>> begin
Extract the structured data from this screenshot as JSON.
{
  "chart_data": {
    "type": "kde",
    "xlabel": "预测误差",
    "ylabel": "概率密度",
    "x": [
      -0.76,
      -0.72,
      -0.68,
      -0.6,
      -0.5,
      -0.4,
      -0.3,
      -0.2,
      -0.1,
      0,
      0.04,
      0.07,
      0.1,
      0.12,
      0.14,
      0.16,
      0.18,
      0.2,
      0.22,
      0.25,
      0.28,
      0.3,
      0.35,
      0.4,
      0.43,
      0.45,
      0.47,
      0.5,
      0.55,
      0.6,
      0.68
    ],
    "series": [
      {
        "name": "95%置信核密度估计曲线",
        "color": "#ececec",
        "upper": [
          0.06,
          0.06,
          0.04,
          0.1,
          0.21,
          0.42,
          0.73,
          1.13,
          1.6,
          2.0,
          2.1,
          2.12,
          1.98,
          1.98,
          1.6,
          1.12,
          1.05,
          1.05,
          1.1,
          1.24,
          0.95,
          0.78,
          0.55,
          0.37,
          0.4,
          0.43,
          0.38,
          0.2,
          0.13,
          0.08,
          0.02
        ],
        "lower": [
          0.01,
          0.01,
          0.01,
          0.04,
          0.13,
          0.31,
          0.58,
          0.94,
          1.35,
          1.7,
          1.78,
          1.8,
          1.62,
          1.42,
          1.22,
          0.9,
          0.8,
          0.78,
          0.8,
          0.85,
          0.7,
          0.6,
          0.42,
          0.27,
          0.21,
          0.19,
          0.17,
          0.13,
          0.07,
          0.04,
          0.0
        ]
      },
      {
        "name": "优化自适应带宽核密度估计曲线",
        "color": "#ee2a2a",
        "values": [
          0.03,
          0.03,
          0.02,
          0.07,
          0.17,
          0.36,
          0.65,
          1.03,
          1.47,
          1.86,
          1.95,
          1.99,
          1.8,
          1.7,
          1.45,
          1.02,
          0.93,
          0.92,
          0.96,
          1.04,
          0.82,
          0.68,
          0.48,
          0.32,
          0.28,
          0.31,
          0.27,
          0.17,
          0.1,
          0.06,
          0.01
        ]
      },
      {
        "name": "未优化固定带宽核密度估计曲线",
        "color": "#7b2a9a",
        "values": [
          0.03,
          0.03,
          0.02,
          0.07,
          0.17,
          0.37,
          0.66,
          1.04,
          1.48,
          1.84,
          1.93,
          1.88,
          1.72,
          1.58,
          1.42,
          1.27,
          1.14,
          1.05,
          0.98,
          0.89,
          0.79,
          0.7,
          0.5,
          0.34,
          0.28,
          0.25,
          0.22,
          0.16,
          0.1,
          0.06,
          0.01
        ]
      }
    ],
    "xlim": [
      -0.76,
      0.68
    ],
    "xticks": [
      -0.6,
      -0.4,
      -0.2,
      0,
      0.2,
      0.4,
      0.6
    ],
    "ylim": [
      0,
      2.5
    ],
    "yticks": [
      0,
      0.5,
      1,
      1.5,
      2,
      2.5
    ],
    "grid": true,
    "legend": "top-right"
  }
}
>> end
> [Work to be completed]: Repeat the material above in full, quoting it exactly.

> [Output]:
Extract the structured data from this screenshot as JSON.
{
  "chart_data": {
    "type": "kde",
    "xlabel": "预测误差",
    "ylabel": "概率密度",
    "x": [
      -0.76,
      -0.72,
      -0.68,
      -0.6,
      -0.5,
      -0.4,
      -0.3,
      -0.2,
      -0.1,
      0,
      0.04,
      0.07,
      0.1,
      0.12,
      0.14,
      0.16,
      0.18,
      0.2,
      0.22,
      0.25,
      0.28,
      0.3,
      0.35,
      0.4,
      0.43,
      0.45,
      0.47,
      0.5,
      0.55,
      0.6,
      0.68
    ],
    "series": [
      {
        "name": "95%置信核密度估计曲线",
        "color": "#ececec",
        "upper": [
          0.06,
          0.06,
          0.04,
          0.1,
          0.21,
          0.42,
          0.73,
          1.13,
          1.6,
          2.0,
          2.1,
          2.12,
          1.98,
          1.98,
          1.6,
          1.12,
          1.05,
          1.05,
          1.1,
          1.24,
          0.95,
          0.78,
          0.55,
          0.37,
          0.4,
          0.43,
          0.38,
          0.2,
          0.13,
          0.08,
          0.02
        ],
        "lower": [
          0.01,
          0.01,
          0.01,
          0.04,
          0.13,
          0.31,
          0.58,
          0.94,
          1.35,
          1.7,
          1.78,
          1.8,
          1.62,
          1.42,
          1.22,
          0.9,
          0.8,
          0.78,
          0.8,
          0.85,
          0.7,
          0.6,
          0.42,
          0.27,
          0.21,
          0.19,
          0.17,
          0.13,
          0.07,
          0.04,
          0.0
        ]
      },
      {
        "name": "优化自适应带宽核密度估计曲线",
        "color": "#ee2a2a",
        "values": [
          0.03,
          0.03,
          0.02,
          0.07,
          0.17,
          0.36,
          0.65,
          1.03,
          1.47,
          1.86,
          1.95,
          1.99,
          1.8,
          1.7,
          1.45,
          1.02,
          0.93,
          0.92,
          0.96,
          1.04,
          0.82,
          0.68,
          0.48,
          0.32,
          0.28,
          0.31,
          0.27,
          0.17,
          0.1,
          0.06,
          0.01
        ]
      },
      {
        "name": "未优化固定带宽核密度估计曲线",
        "color": "#7b2a9a",
        "values": [
          0.03,
          0.03,
          0.02,
          0.07,
          0.17,
          0.37,
          0.66,
          1.04,
          1.48,
          1.84,
          1.93,
          1.88,
          1.72,
          1.58,
          1.42,
          1.27,
          1.14,
          1.05,
          0.98,
          0.89,
          0.79,
          0.7,
          0.5,
          0.34,
          0.28,
          0.25,
          0.22,
          0.16,
          0.1,
          0.06,
          0.01
        ]
      }
    ],
    "xlim": [
      -0.76,
      0.68
    ],
    "xticks": [
      -0.6,
      -0.4,
      -0.2,
      0,
      0.2,
      0.4,
      0.6
    ],
    "ylim": [
      0,
      2.5
    ],
    "yticks": [
      0,
      0.5,
      1,
      1.5,
      2,
      2.5
    ],
    "grid": true,
    "legend": "top-right"
  }
}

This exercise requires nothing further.